--- RECORD EXCERPTS ---

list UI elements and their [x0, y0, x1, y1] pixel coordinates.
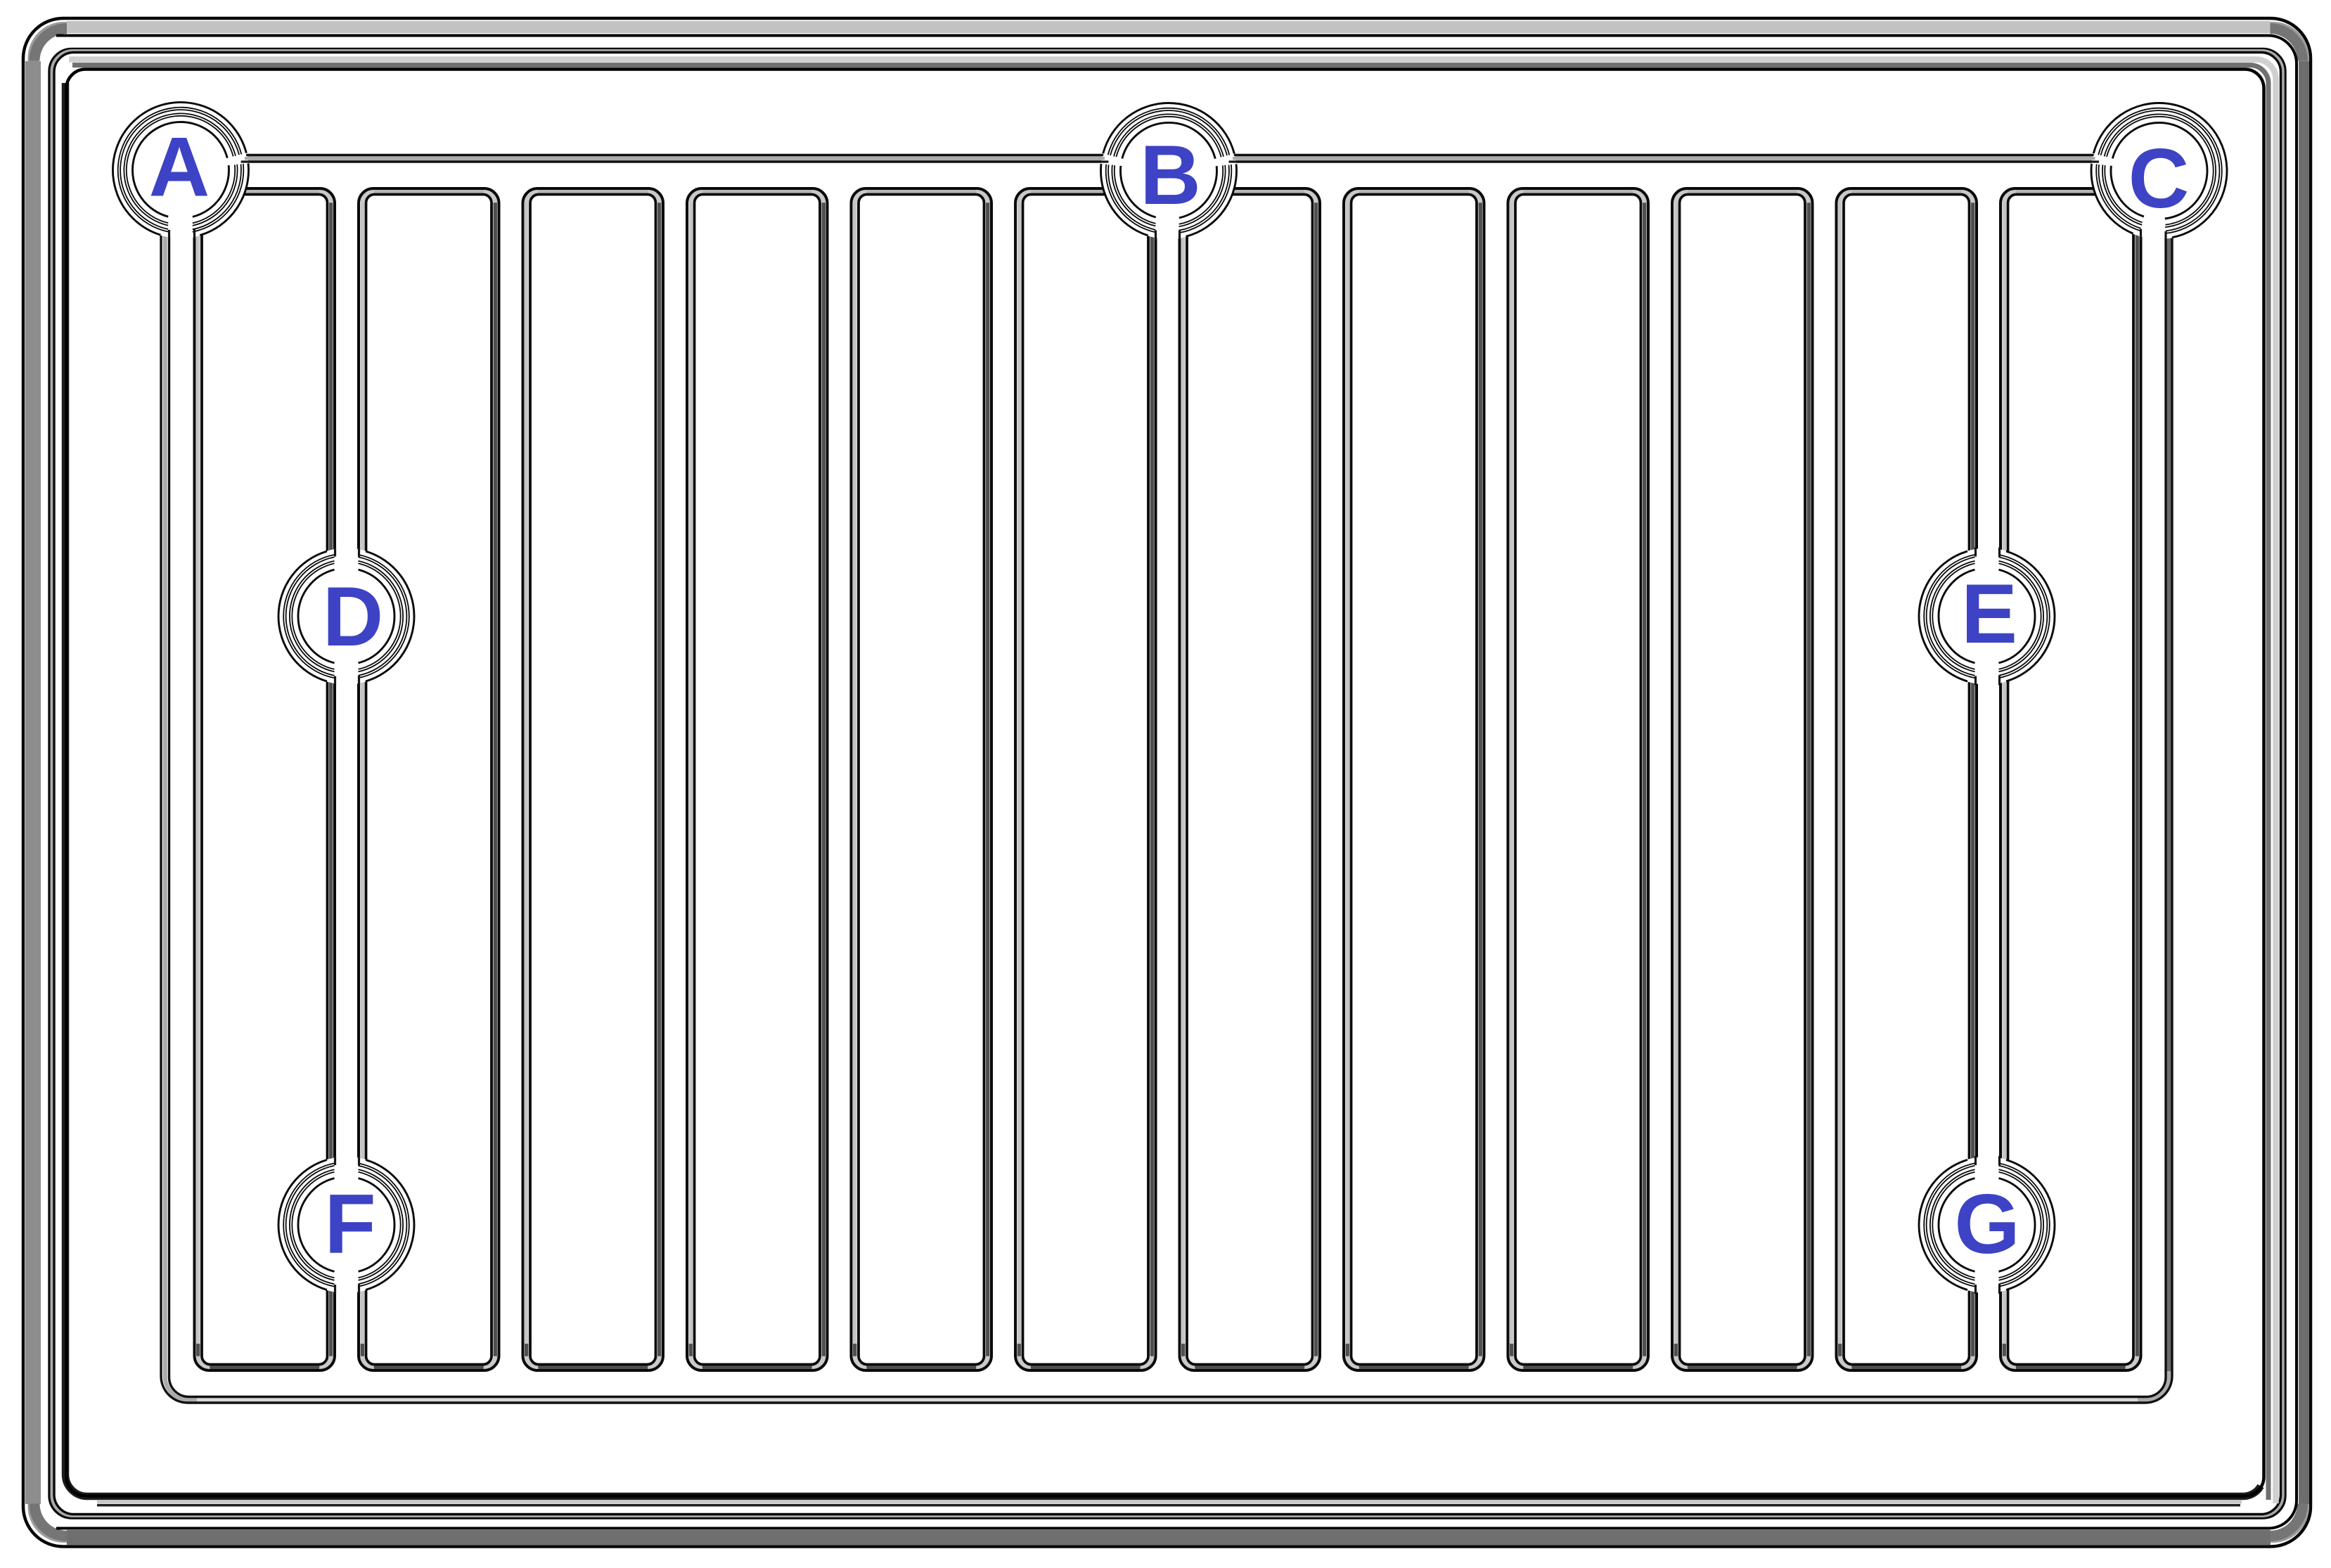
svg-text:C: C — [2128, 131, 2190, 226]
svg-text:G: G — [1954, 1177, 2019, 1271]
svg-text:D: D — [323, 570, 384, 664]
svg-text:F: F — [324, 1177, 375, 1271]
svg-text:E: E — [1961, 567, 2017, 661]
svg-text:B: B — [1140, 128, 1201, 222]
svg-text:A: A — [149, 120, 210, 214]
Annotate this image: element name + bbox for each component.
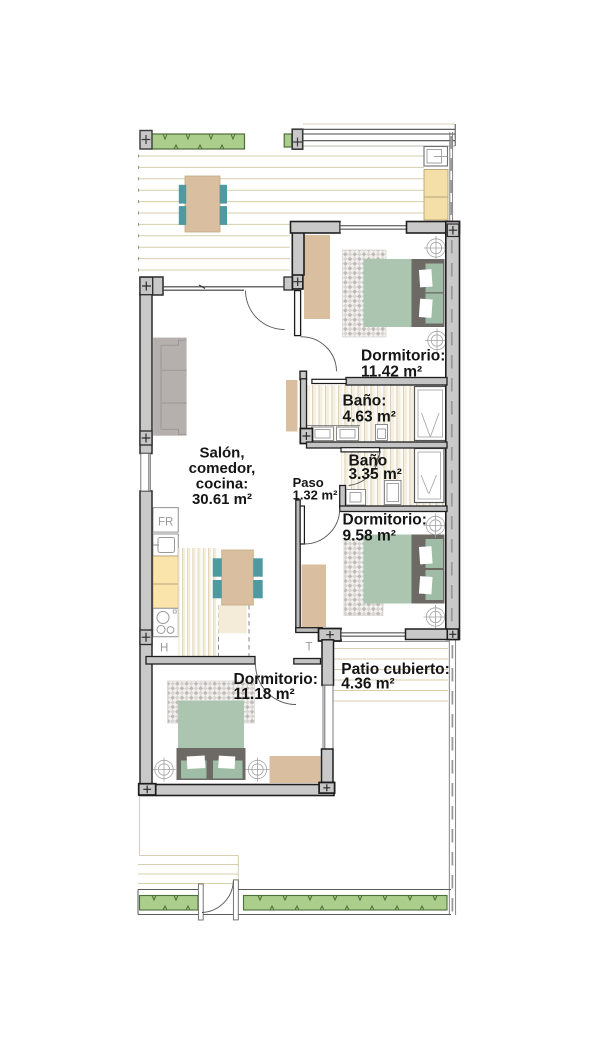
svg-text:11.18 m²: 11.18 m² (234, 686, 295, 703)
svg-text:4.36 m²: 4.36 m² (341, 676, 394, 693)
svg-text:1.32 m²: 1.32 m² (293, 488, 338, 503)
svg-text:comedor,: comedor, (189, 460, 256, 477)
svg-text:FR: FR (158, 517, 173, 529)
svg-text:Baño:: Baño: (343, 393, 387, 410)
svg-text:Salón,: Salón, (199, 445, 244, 462)
svg-text:4.63 m²: 4.63 m² (343, 409, 396, 426)
svg-text:11.42 m²: 11.42 m² (361, 364, 422, 381)
svg-text:9.58 m²: 9.58 m² (343, 528, 396, 545)
svg-text:3.35 m²: 3.35 m² (349, 466, 402, 483)
svg-text:T: T (306, 642, 313, 654)
svg-text:cocina:: cocina: (196, 476, 249, 493)
svg-text:Dormitorio:: Dormitorio: (343, 512, 427, 529)
svg-text:H: H (160, 643, 168, 655)
svg-text:30.61 m²: 30.61 m² (192, 491, 252, 508)
svg-text:Dormitorio:: Dormitorio: (361, 348, 445, 365)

---

> _EXERCISE_
Reproduce all of the entries above, swapping every "Dormitorio" for "Habitación" and keeping everything else the same. Leave out the pictures.

> _OUTPUT FOR THIS TASK_
list UI elements and their [x0, y0, x1, y1] pixel coordinates.
svg-text:C: C — [2128, 131, 2190, 226]
svg-text:G: G — [1954, 1177, 2019, 1271]
svg-text:D: D — [323, 570, 384, 664]
svg-text:F: F — [324, 1177, 375, 1271]
svg-text:E: E — [1961, 567, 2017, 661]
svg-text:B: B — [1140, 128, 1201, 222]
svg-text:A: A — [149, 120, 210, 214]
Annotate this image: element name + bbox for each component.
svg-text:11.18 m²: 11.18 m² (234, 686, 295, 703)
svg-text:4.36 m²: 4.36 m² (341, 676, 394, 693)
svg-text:1.32 m²: 1.32 m² (293, 488, 338, 503)
svg-text:comedor,: comedor, (189, 460, 256, 477)
svg-text:FR: FR (158, 517, 173, 529)
svg-text:Baño:: Baño: (343, 393, 387, 410)
svg-text:Salón,: Salón, (199, 445, 244, 462)
svg-text:4.63 m²: 4.63 m² (343, 409, 396, 426)
svg-text:11.42 m²: 11.42 m² (361, 364, 422, 381)
svg-text:9.58 m²: 9.58 m² (343, 528, 396, 545)
svg-text:3.35 m²: 3.35 m² (349, 466, 402, 483)
svg-text:T: T (306, 642, 313, 654)
svg-text:cocina:: cocina: (196, 476, 249, 493)
svg-text:Habitación:: Habitación: (343, 512, 427, 529)
svg-text:H: H (160, 643, 168, 655)
svg-text:30.61 m²: 30.61 m² (192, 491, 252, 508)
svg-text:Habitación:: Habitación: (361, 348, 445, 365)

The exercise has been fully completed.